### TASK BRIEF
Produce the tally of lines in the material below that hold "interacts", without anything else.

SUPPLIED MATERIAL START

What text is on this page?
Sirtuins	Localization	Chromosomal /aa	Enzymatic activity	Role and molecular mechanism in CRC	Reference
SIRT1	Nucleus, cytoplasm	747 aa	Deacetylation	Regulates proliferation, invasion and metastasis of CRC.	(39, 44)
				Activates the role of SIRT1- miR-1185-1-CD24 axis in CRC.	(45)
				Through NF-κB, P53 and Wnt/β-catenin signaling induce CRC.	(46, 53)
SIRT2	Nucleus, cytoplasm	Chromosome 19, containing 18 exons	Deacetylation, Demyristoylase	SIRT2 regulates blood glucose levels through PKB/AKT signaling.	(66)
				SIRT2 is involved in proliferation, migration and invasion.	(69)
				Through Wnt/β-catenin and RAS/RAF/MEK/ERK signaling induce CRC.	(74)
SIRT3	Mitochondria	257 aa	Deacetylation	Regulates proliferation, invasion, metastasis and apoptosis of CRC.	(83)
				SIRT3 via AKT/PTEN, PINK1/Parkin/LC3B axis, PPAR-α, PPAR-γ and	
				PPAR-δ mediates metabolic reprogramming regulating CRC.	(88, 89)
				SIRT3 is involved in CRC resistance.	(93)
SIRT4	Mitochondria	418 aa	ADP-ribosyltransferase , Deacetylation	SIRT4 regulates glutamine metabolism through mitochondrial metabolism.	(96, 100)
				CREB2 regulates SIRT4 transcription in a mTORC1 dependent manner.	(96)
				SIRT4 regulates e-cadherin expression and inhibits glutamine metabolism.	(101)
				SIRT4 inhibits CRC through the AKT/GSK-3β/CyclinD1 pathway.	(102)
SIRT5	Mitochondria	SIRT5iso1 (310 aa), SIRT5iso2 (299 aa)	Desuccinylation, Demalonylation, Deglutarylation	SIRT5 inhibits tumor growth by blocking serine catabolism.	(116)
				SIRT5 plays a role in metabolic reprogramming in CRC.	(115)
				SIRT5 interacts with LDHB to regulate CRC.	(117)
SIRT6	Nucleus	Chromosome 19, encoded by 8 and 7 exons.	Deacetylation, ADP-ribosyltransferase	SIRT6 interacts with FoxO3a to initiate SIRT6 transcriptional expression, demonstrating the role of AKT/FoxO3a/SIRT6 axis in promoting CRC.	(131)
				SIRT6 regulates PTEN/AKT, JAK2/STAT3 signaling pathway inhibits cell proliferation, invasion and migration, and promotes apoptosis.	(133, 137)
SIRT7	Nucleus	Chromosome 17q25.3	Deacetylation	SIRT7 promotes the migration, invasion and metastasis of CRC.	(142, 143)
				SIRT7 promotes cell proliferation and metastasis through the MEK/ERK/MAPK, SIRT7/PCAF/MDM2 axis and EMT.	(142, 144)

SUPPLIED MATERIAL END

### TASK SOLUTION
2